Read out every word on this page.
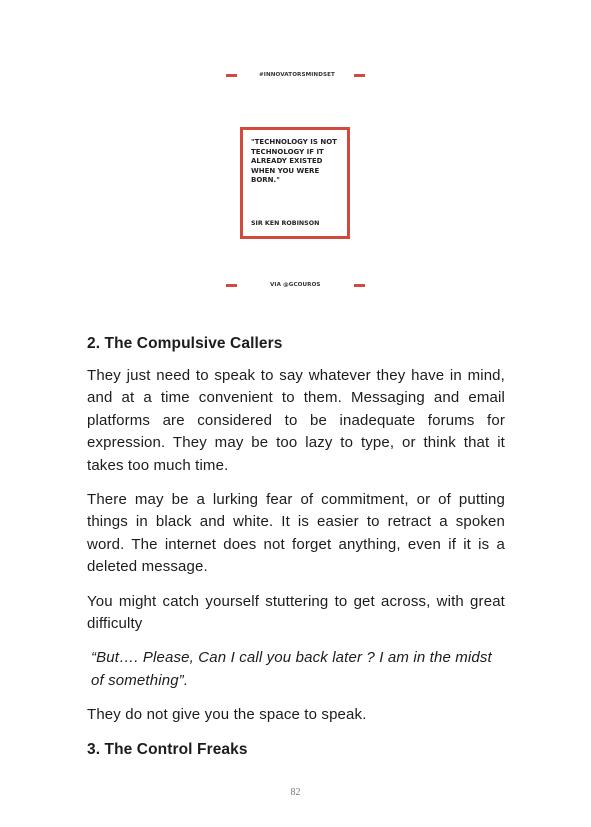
#INNOVATORSMINDSET
"TECHNOLOGY IS NOT
TECHNOLOGY IF IT
ALREADY EXISTED
WHEN YOU WERE
BORN."
SIR KEN ROBINSON
VIA @GCOUROS
2. The Compulsive Callers

They just need to speak to say whatever they have in mind, and at a time convenient to them. Messaging and email platforms are considered to be inadequate forums for expression. They may be too lazy to type, or think that it takes too much time.

There may be a lurking fear of commitment, or of putting things in black and white. It is easier to retract a spoken word. The internet does not forget anything, even if it is a deleted message.

You might catch yourself stuttering to get across, with great difficulty

“But…. Please, Can I call you back later ? I am in the midst of something”.

They do not give you the space to speak.

3. The Control Freaks
82
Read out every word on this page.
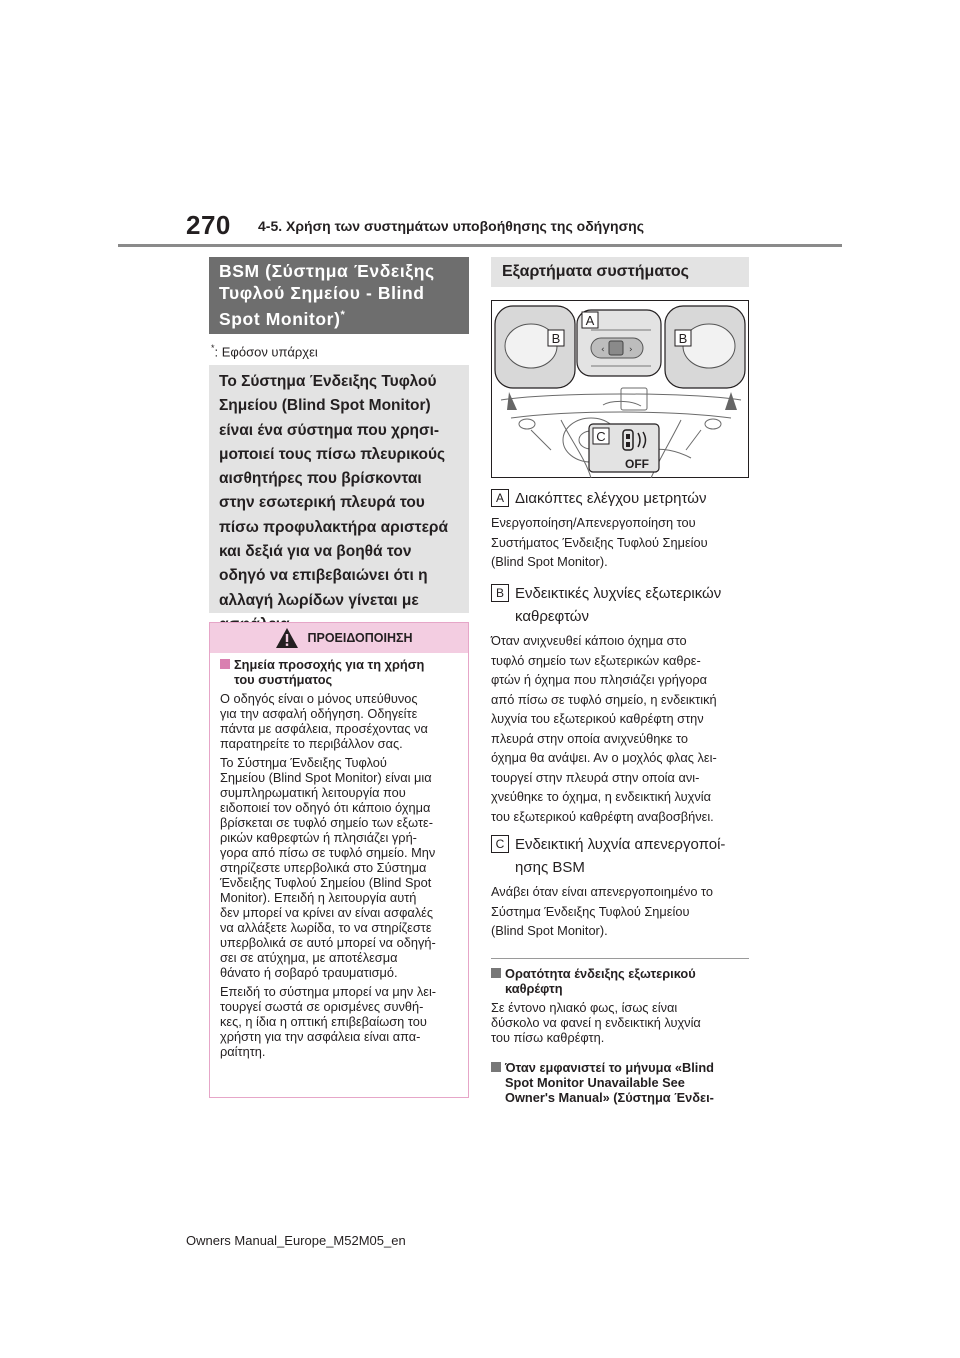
270 4-5. Χρήση των συστημάτων υποβοήθησης της οδήγησης
BSM (Σύστημα Ένδειξης
Τυφλού Σημείου - Blind
Spot Monitor)*
*: Εφόσον υπάρχει
Το Σύστημα Ένδειξης Τυφλού
Σημείου (Blind Spot Monitor)
είναι ένα σύστημα που χρησι-
μοποιεί τους πίσω πλευρικούς
αισθητήρες που βρίσκονται
στην εσωτερική πλευρά του
πίσω προφυλακτήρα αριστερά
και δεξιά για να βοηθά τον
οδηγό να επιβεβαιώνει ότι η
αλλαγή λωρίδων γίνεται με
ΠΡΟΕΙΔΟΠΟΙΗΣΗ
Σημεία προσοχής για τη χρήση
του συστήματος
Ο οδηγός είναι ο μόνος υπεύθυνος
για την ασφαλή οδήγηση. Οδηγείτε
πάντα με ασφάλεια, προσέχοντας να
παρατηρείτε το περιβάλλον σας.
Το Σύστημα Ένδειξης Τυφλού
Σημείου (Blind Spot Monitor) είναι μια
συμπληρωματική λειτουργία που
ειδοποιεί τον οδηγό ότι κάποιο όχημα
βρίσκεται σε τυφλό σημείο των εξωτε-
ρικών καθρεφτών ή πλησιάζει γρή-
γορα από πίσω σε τυφλό σημείο. Μην
στηρίζεστε υπερβολικά στο Σύστημα
Ένδειξης Τυφλού Σημείου (Blind Spot
Monitor). Επειδή η λειτουργία αυτή
δεν μπορεί να κρίνει αν είναι ασφαλές
να αλλάξετε λωρίδα, το να στηρίζεστε
υπερβολικά σε αυτό μπορεί να οδηγή-
σει σε ατύχημα, με αποτέλεσμα
θάνατο ή σοβαρό τραυματισμό.
Επειδή το σύστημα μπορεί να μην λει-
τουργεί σωστά σε ορισμένες συνθή-
κες, η ίδια η οπτική επιβεβαίωση του
χρήστη για την ασφάλεια είναι απα-
ραίτητη.
Εξαρτήματα συστήματος
‹	›
A
B	B
C
OFF
A Διακόπτες ελέγχου μετρητών
Ενεργοποίηση/Απενεργοποίηση του
Συστήματος Ένδειξης Τυφλού Σημείου
(Blind Spot Monitor).
B Ενδεικτικές λυχνίες εξωτερικών
καθρεφτών
Όταν ανιχνευθεί κάποιο όχημα στο
τυφλό σημείο των εξωτερικών καθρε-
φτών ή όχημα που πλησιάζει γρήγορα
από πίσω σε τυφλό σημείο, η ενδεικτική
λυχνία του εξωτερικού καθρέφτη στην
πλευρά στην οποία ανιχνεύθηκε το
όχημα θα ανάψει. Αν ο μοχλός φλας λει-
τουργεί στην πλευρά στην οποία ανι-
χνεύθηκε το όχημα, η ενδεικτική λυχνία
του εξωτερικού καθρέφτη αναβοσβήνει.
C Ενδεικτική λυχνία απενεργοποί-
ησης BSM
Ανάβει όταν είναι απενεργοποιημένο το
Σύστημα Ένδειξης Τυφλού Σημείου
(Blind Spot Monitor).
Ορατότητα ένδειξης εξωτερικού
καθρέφτη
Σε έντονο ηλιακό φως, ίσως είναι
δύσκολο να φανεί η ενδεικτική λυχνία
του πίσω καθρέφτη.
Όταν εμφανιστεί το μήνυμα «Blind
Spot Monitor Unavailable See
Owner's Manual» (Σύστημα Ένδει-
Owners Manual_Europe_M52M05_en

=====

■ **Task to carry out**: Give the number of lines containing the word "καθρέφτη". No other answer is needed.

■ **Exercise result**: 4